[Begin]

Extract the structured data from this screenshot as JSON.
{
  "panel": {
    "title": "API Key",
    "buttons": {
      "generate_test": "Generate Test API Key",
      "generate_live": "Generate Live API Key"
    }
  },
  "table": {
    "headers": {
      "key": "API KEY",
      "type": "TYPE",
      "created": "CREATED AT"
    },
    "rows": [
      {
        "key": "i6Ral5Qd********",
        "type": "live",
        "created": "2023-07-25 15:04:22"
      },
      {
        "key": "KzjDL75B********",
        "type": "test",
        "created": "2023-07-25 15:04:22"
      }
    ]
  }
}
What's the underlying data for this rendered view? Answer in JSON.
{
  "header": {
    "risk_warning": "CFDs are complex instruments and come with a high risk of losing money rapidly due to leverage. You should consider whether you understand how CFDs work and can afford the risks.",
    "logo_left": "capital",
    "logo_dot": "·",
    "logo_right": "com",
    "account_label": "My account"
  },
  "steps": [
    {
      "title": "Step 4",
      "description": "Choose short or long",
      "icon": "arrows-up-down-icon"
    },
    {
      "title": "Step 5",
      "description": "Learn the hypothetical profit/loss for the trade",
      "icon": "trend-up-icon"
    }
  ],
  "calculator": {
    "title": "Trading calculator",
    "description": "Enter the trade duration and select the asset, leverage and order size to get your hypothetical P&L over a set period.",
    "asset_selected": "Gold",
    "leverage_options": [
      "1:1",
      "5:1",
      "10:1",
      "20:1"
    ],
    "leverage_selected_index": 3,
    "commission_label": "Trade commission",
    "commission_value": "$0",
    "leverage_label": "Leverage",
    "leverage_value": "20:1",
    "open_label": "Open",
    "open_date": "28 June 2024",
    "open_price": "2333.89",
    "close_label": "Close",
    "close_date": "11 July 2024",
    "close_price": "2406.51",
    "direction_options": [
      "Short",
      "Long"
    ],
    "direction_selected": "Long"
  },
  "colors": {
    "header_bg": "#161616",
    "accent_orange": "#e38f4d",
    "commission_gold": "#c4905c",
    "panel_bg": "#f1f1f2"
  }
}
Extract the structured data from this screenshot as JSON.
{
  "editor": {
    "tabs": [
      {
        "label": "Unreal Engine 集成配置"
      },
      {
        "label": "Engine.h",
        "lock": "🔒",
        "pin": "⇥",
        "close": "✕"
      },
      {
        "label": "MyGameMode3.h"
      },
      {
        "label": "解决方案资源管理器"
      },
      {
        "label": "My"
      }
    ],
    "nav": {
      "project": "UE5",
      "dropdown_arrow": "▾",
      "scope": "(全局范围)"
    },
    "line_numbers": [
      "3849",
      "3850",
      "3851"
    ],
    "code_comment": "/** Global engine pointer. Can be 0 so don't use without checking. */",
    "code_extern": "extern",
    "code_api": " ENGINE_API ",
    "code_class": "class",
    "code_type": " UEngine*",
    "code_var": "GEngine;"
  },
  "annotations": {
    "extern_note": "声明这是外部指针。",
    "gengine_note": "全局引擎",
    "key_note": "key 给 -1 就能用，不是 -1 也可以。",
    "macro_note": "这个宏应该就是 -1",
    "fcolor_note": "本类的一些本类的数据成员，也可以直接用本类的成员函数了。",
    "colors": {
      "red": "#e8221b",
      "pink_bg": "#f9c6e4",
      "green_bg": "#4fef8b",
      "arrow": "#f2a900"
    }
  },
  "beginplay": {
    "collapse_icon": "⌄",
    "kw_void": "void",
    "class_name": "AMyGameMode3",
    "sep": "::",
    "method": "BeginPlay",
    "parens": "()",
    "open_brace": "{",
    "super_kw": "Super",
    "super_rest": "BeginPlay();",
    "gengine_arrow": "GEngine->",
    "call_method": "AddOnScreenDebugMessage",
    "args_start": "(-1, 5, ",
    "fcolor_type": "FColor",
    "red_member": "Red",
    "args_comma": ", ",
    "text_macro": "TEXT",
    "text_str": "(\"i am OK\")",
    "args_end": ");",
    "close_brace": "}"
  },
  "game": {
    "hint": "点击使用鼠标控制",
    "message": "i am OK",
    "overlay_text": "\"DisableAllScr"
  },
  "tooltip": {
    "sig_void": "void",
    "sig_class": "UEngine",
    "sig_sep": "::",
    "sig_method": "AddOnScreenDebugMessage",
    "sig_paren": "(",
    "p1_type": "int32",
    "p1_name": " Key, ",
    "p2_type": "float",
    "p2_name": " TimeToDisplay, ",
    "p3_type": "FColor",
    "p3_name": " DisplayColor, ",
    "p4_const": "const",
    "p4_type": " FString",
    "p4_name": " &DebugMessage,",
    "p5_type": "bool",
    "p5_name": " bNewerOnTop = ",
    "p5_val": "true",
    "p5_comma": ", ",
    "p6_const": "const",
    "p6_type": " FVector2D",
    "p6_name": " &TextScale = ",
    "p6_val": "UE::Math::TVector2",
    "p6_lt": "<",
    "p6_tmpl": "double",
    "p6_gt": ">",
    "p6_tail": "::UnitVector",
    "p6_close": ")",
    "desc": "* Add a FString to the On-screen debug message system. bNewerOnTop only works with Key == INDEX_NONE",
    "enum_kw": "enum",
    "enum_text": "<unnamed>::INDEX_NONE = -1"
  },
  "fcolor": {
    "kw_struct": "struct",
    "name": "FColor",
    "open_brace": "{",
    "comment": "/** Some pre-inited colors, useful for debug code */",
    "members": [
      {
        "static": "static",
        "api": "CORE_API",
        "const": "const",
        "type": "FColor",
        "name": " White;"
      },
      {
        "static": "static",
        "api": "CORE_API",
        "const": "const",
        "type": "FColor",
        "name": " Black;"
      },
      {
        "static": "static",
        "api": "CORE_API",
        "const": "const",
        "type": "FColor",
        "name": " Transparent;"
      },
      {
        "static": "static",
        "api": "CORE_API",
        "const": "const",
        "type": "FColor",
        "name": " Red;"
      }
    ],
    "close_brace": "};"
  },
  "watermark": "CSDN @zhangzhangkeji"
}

[End]

* [What you have to do]
Reproduce each entry word for word.

* [Answer to this exercise]
Extract the structured data from this screenshot as JSON.
{
  "panel": {
    "title": "API Key",
    "buttons": {
      "generate_test": "Generate Test API Key",
      "generate_live": "Generate Live API Key"
    }
  },
  "table": {
    "headers": {
      "key": "API KEY",
      "type": "TYPE",
      "created": "CREATED AT"
    },
    "rows": [
      {
        "key": "i6Ral5Qd********",
        "type": "live",
        "created": "2023-07-25 15:04:22"
      },
      {
        "key": "KzjDL75B********",
        "type": "test",
        "created": "2023-07-25 15:04:22"
      }
    ]
  }
}
What's the underlying data for this rendered view? Answer in JSON.
{
  "header": {
    "risk_warning": "CFDs are complex instruments and come with a high risk of losing money rapidly due to leverage. You should consider whether you understand how CFDs work and can afford the risks.",
    "logo_left": "capital",
    "logo_dot": "·",
    "logo_right": "com",
    "account_label": "My account"
  },
  "steps": [
    {
      "title": "Step 4",
      "description": "Choose short or long",
      "icon": "arrows-up-down-icon"
    },
    {
      "title": "Step 5",
      "description": "Learn the hypothetical profit/loss for the trade",
      "icon": "trend-up-icon"
    }
  ],
  "calculator": {
    "title": "Trading calculator",
    "description": "Enter the trade duration and select the asset, leverage and order size to get your hypothetical P&L over a set period.",
    "asset_selected": "Gold",
    "leverage_options": [
      "1:1",
      "5:1",
      "10:1",
      "20:1"
    ],
    "leverage_selected_index": 3,
    "commission_label": "Trade commission",
    "commission_value": "$0",
    "leverage_label": "Leverage",
    "leverage_value": "20:1",
    "open_label": "Open",
    "open_date": "28 June 2024",
    "open_price": "2333.89",
    "close_label": "Close",
    "close_date": "11 July 2024",
    "close_price": "2406.51",
    "direction_options": [
      "Short",
      "Long"
    ],
    "direction_selected": "Long"
  },
  "colors": {
    "header_bg": "#161616",
    "accent_orange": "#e38f4d",
    "commission_gold": "#c4905c",
    "panel_bg": "#f1f1f2"
  }
}
Extract the structured data from this screenshot as JSON.
{
  "editor": {
    "tabs": [
      {
        "label": "Unreal Engine 集成配置"
      },
      {
        "label": "Engine.h",
        "lock": "🔒",
        "pin": "⇥",
        "close": "✕"
      },
      {
        "label": "MyGameMode3.h"
      },
      {
        "label": "解决方案资源管理器"
      },
      {
        "label": "My"
      }
    ],
    "nav": {
      "project": "UE5",
      "dropdown_arrow": "▾",
      "scope": "(全局范围)"
    },
    "line_numbers": [
      "3849",
      "3850",
      "3851"
    ],
    "code_comment": "/** Global engine pointer. Can be 0 so don't use without checking. */",
    "code_extern": "extern",
    "code_api": " ENGINE_API ",
    "code_class": "class",
    "code_type": " UEngine*",
    "code_var": "GEngine;"
  },
  "annotations": {
    "extern_note": "声明这是外部指针。",
    "gengine_note": "全局引擎",
    "key_note": "key 给 -1 就能用，不是 -1 也可以。",
    "macro_note": "这个宏应该就是 -1",
    "fcolor_note": "本类的一些本类的数据成员，也可以直接用本类的成员函数了。",
    "colors": {
      "red": "#e8221b",
      "pink_bg": "#f9c6e4",
      "green_bg": "#4fef8b",
      "arrow": "#f2a900"
    }
  },
  "beginplay": {
    "collapse_icon": "⌄",
    "kw_void": "void",
    "class_name": "AMyGameMode3",
    "sep": "::",
    "method": "BeginPlay",
    "parens": "()",
    "open_brace": "{",
    "super_kw": "Super",
    "super_rest": "BeginPlay();",
    "gengine_arrow": "GEngine->",
    "call_method": "AddOnScreenDebugMessage",
    "args_start": "(-1, 5, ",
    "fcolor_type": "FColor",
    "red_member": "Red",
    "args_comma": ", ",
    "text_macro": "TEXT",
    "text_str": "(\"i am OK\")",
    "args_end": ");",
    "close_brace": "}"
  },
  "game": {
    "hint": "点击使用鼠标控制",
    "message": "i am OK",
    "overlay_text": "\"DisableAllScr"
  },
  "tooltip": {
    "sig_void": "void",
    "sig_class": "UEngine",
    "sig_sep": "::",
    "sig_method": "AddOnScreenDebugMessage",
    "sig_paren": "(",
    "p1_type": "int32",
    "p1_name": " Key, ",
    "p2_type": "float",
    "p2_name": " TimeToDisplay, ",
    "p3_type": "FColor",
    "p3_name": " DisplayColor, ",
    "p4_const": "const",
    "p4_type": " FString",
    "p4_name": " &DebugMessage,",
    "p5_type": "bool",
    "p5_name": " bNewerOnTop = ",
    "p5_val": "true",
    "p5_comma": ", ",
    "p6_const": "const",
    "p6_type": " FVector2D",
    "p6_name": " &TextScale = ",
    "p6_val": "UE::Math::TVector2",
    "p6_lt": "<",
    "p6_tmpl": "double",
    "p6_gt": ">",
    "p6_tail": "::UnitVector",
    "p6_close": ")",
    "desc": "* Add a FString to the On-screen debug message system. bNewerOnTop only works with Key == INDEX_NONE",
    "enum_kw": "enum",
    "enum_text": "<unnamed>::INDEX_NONE = -1"
  },
  "fcolor": {
    "kw_struct": "struct",
    "name": "FColor",
    "open_brace": "{",
    "comment": "/** Some pre-inited colors, useful for debug code */",
    "members": [
      {
        "static": "static",
        "api": "CORE_API",
        "const": "const",
        "type": "FColor",
        "name": " White;"
      },
      {
        "static": "static",
        "api": "CORE_API",
        "const": "const",
        "type": "FColor",
        "name": " Black;"
      },
      {
        "static": "static",
        "api": "CORE_API",
        "const": "const",
        "type": "FColor",
        "name": " Transparent;"
      },
      {
        "static": "static",
        "api": "CORE_API",
        "const": "const",
        "type": "FColor",
        "name": " Red;"
      }
    ],
    "close_brace": "};"
  },
  "watermark": "CSDN @zhangzhangkeji"
}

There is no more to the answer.